### Directive
Omit the images, then output each of the records below exactly.
** Start **
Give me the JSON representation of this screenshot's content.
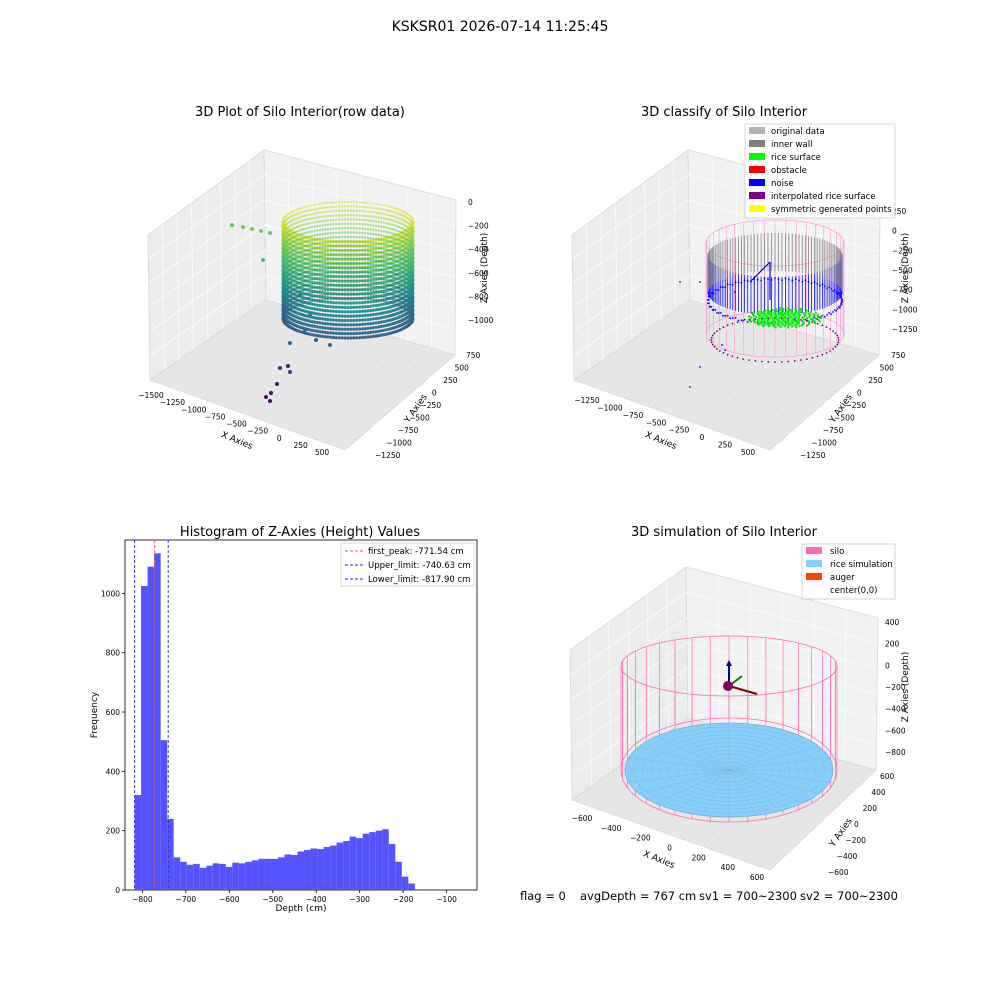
{
  "suptitle": "KSKSR01 2026-07-14 11:25:45",
  "status_line": {
    "flag": "flag = 0",
    "avg_depth": "avgDepth = 767 cm",
    "sv1": "sv1 = 700~2300",
    "sv2": "sv2 = 700~2300"
  },
  "colors": {
    "hist_bar": "#4a4aff",
    "first_peak": "#e05050",
    "limit_lines": "#2222cc",
    "silo": "#ff69b4",
    "rice_simulation": "#87cefa",
    "auger": "#ff4500",
    "original_data": "#b3b3b3",
    "inner_wall": "#808080",
    "rice_surface": "#00ff00",
    "obstacle": "#ff0000",
    "noise": "#0000ff",
    "interpolated_rice_surface": "#800080",
    "symmetric_generated_points": "#ffff00"
  },
  "chart_data": [
    {
      "type": "scatter",
      "title": "3D Plot of Silo Interior(row data)",
      "xlabel": "X Axies",
      "ylabel": "Y Axies",
      "zlabel": "Z Axies (Depth)",
      "xticks": [
        "-1500",
        "-1250",
        "-1000",
        "-750",
        "-500",
        "-250",
        "0",
        "250",
        "500"
      ],
      "yticks": [
        "-1250",
        "-1000",
        "-750",
        "-500",
        "-250",
        "0",
        "250",
        "500",
        "750"
      ],
      "zticks": [
        "0",
        "-200",
        "-400",
        "-600",
        "-800",
        "-1000"
      ],
      "colormap": "viridis",
      "description_points": "cylindrical wall of points, depth coloured"
    },
    {
      "type": "scatter",
      "title": "3D classify of Silo Interior",
      "xlabel": "X Axies",
      "ylabel": "Y Axies",
      "zlabel": "Z Axies (Depth)",
      "xticks": [
        "-1250",
        "-1000",
        "-750",
        "-500",
        "-250",
        "0",
        "250",
        "500"
      ],
      "yticks": [
        "-1250",
        "-1000",
        "-750",
        "-500",
        "-250",
        "0",
        "250",
        "500",
        "750"
      ],
      "zticks": [
        "250",
        "0",
        "-250",
        "-500",
        "-750",
        "-1000",
        "-1250"
      ],
      "legend_position": "top-right",
      "legend": [
        {
          "label": "original data",
          "color": "#b3b3b3"
        },
        {
          "label": "inner wall",
          "color": "#808080"
        },
        {
          "label": "rice surface",
          "color": "#00ff00"
        },
        {
          "label": "obstacle",
          "color": "#ff0000"
        },
        {
          "label": "noise",
          "color": "#0000ff"
        },
        {
          "label": "interpolated rice surface",
          "color": "#800080"
        },
        {
          "label": "symmetric generated points",
          "color": "#ffff00"
        }
      ]
    },
    {
      "type": "bar",
      "title": "Histogram of Z-Axies (Height) Values",
      "xlabel": "Depth (cm)",
      "ylabel": "Frequency",
      "xlim": [
        -840,
        -30
      ],
      "ylim": [
        0,
        1180
      ],
      "xticks": [
        -800,
        -700,
        -600,
        -500,
        -400,
        -300,
        -200,
        -100
      ],
      "xtick_labels": [
        "−800",
        "−700",
        "−600",
        "−500",
        "−400",
        "−300",
        "−200",
        "−100"
      ],
      "yticks": [
        0,
        200,
        400,
        600,
        800,
        1000
      ],
      "bin_start": -818,
      "bin_width": 15,
      "values": [
        320,
        1025,
        1090,
        1135,
        505,
        240,
        110,
        95,
        85,
        88,
        75,
        82,
        90,
        88,
        78,
        92,
        90,
        95,
        100,
        105,
        105,
        105,
        110,
        120,
        118,
        130,
        135,
        140,
        138,
        145,
        150,
        160,
        165,
        180,
        175,
        190,
        195,
        200,
        205,
        155,
        95,
        45,
        22
      ],
      "vlines": [
        {
          "label": "first_peak: -771.54 cm",
          "x": -771.54,
          "color": "#e05050"
        },
        {
          "label": "Upper_limit: -740.63 cm",
          "x": -740.63,
          "color": "#2222cc"
        },
        {
          "label": "Lower_limit: -817.90 cm",
          "x": -817.9,
          "color": "#2222cc"
        }
      ],
      "legend_position": "top-right"
    },
    {
      "type": "scatter",
      "title": "3D simulation of Silo Interior",
      "xlabel": "X Axies",
      "ylabel": "Y Axies",
      "zlabel": "Z Axies (Depth)",
      "xticks": [
        "-600",
        "-400",
        "-200",
        "0",
        "200",
        "400",
        "600"
      ],
      "yticks": [
        "-600",
        "-400",
        "-200",
        "0",
        "200",
        "400",
        "600"
      ],
      "zticks": [
        "400",
        "200",
        "0",
        "-200",
        "-400",
        "-600",
        "-800"
      ],
      "legend_position": "top-right",
      "legend": [
        {
          "label": "silo",
          "color": "#ff69b4"
        },
        {
          "label": "rice simulation",
          "color": "#87cefa"
        },
        {
          "label": "auger",
          "color": "#ff4500"
        },
        {
          "label": "center(0,0)",
          "color": "#ffffff"
        }
      ]
    }
  ]
}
** End **
### Problem solution
Give me the JSON representation of this screenshot's content.
{
  "suptitle": "KSKSR01 2026-07-14 11:25:45",
  "status_line": {
    "flag": "flag = 0",
    "avg_depth": "avgDepth = 767 cm",
    "sv1": "sv1 = 700~2300",
    "sv2": "sv2 = 700~2300"
  },
  "colors": {
    "hist_bar": "#4a4aff",
    "first_peak": "#e05050",
    "limit_lines": "#2222cc",
    "silo": "#ff69b4",
    "rice_simulation": "#87cefa",
    "auger": "#ff4500",
    "original_data": "#b3b3b3",
    "inner_wall": "#808080",
    "rice_surface": "#00ff00",
    "obstacle": "#ff0000",
    "noise": "#0000ff",
    "interpolated_rice_surface": "#800080",
    "symmetric_generated_points": "#ffff00"
  },
  "chart_data": [
    {
      "type": "scatter",
      "title": "3D Plot of Silo Interior(row data)",
      "xlabel": "X Axies",
      "ylabel": "Y Axies",
      "zlabel": "Z Axies (Depth)",
      "xticks": [
        "-1500",
        "-1250",
        "-1000",
        "-750",
        "-500",
        "-250",
        "0",
        "250",
        "500"
      ],
      "yticks": [
        "-1250",
        "-1000",
        "-750",
        "-500",
        "-250",
        "0",
        "250",
        "500",
        "750"
      ],
      "zticks": [
        "0",
        "-200",
        "-400",
        "-600",
        "-800",
        "-1000"
      ],
      "colormap": "viridis",
      "description_points": "cylindrical wall of points, depth coloured"
    },
    {
      "type": "scatter",
      "title": "3D classify of Silo Interior",
      "xlabel": "X Axies",
      "ylabel": "Y Axies",
      "zlabel": "Z Axies (Depth)",
      "xticks": [
        "-1250",
        "-1000",
        "-750",
        "-500",
        "-250",
        "0",
        "250",
        "500"
      ],
      "yticks": [
        "-1250",
        "-1000",
        "-750",
        "-500",
        "-250",
        "0",
        "250",
        "500",
        "750"
      ],
      "zticks": [
        "250",
        "0",
        "-250",
        "-500",
        "-750",
        "-1000",
        "-1250"
      ],
      "legend_position": "top-right",
      "legend": [
        {
          "label": "original data",
          "color": "#b3b3b3"
        },
        {
          "label": "inner wall",
          "color": "#808080"
        },
        {
          "label": "rice surface",
          "color": "#00ff00"
        },
        {
          "label": "obstacle",
          "color": "#ff0000"
        },
        {
          "label": "noise",
          "color": "#0000ff"
        },
        {
          "label": "interpolated rice surface",
          "color": "#800080"
        },
        {
          "label": "symmetric generated points",
          "color": "#ffff00"
        }
      ]
    },
    {
      "type": "bar",
      "title": "Histogram of Z-Axies (Height) Values",
      "xlabel": "Depth (cm)",
      "ylabel": "Frequency",
      "xlim": [
        -840,
        -30
      ],
      "ylim": [
        0,
        1180
      ],
      "xticks": [
        -800,
        -700,
        -600,
        -500,
        -400,
        -300,
        -200,
        -100
      ],
      "xtick_labels": [
        "−800",
        "−700",
        "−600",
        "−500",
        "−400",
        "−300",
        "−200",
        "−100"
      ],
      "yticks": [
        0,
        200,
        400,
        600,
        800,
        1000
      ],
      "bin_start": -818,
      "bin_width": 15,
      "values": [
        320,
        1025,
        1090,
        1135,
        505,
        240,
        110,
        95,
        85,
        88,
        75,
        82,
        90,
        88,
        78,
        92,
        90,
        95,
        100,
        105,
        105,
        105,
        110,
        120,
        118,
        130,
        135,
        140,
        138,
        145,
        150,
        160,
        165,
        180,
        175,
        190,
        195,
        200,
        205,
        155,
        95,
        45,
        22
      ],
      "vlines": [
        {
          "label": "first_peak: -771.54 cm",
          "x": -771.54,
          "color": "#e05050"
        },
        {
          "label": "Upper_limit: -740.63 cm",
          "x": -740.63,
          "color": "#2222cc"
        },
        {
          "label": "Lower_limit: -817.90 cm",
          "x": -817.9,
          "color": "#2222cc"
        }
      ],
      "legend_position": "top-right"
    },
    {
      "type": "scatter",
      "title": "3D simulation of Silo Interior",
      "xlabel": "X Axies",
      "ylabel": "Y Axies",
      "zlabel": "Z Axies (Depth)",
      "xticks": [
        "-600",
        "-400",
        "-200",
        "0",
        "200",
        "400",
        "600"
      ],
      "yticks": [
        "-600",
        "-400",
        "-200",
        "0",
        "200",
        "400",
        "600"
      ],
      "zticks": [
        "400",
        "200",
        "0",
        "-200",
        "-400",
        "-600",
        "-800"
      ],
      "legend_position": "top-right",
      "legend": [
        {
          "label": "silo",
          "color": "#ff69b4"
        },
        {
          "label": "rice simulation",
          "color": "#87cefa"
        },
        {
          "label": "auger",
          "color": "#ff4500"
        },
        {
          "label": "center(0,0)",
          "color": "#ffffff"
        }
      ]
    }
  ]
}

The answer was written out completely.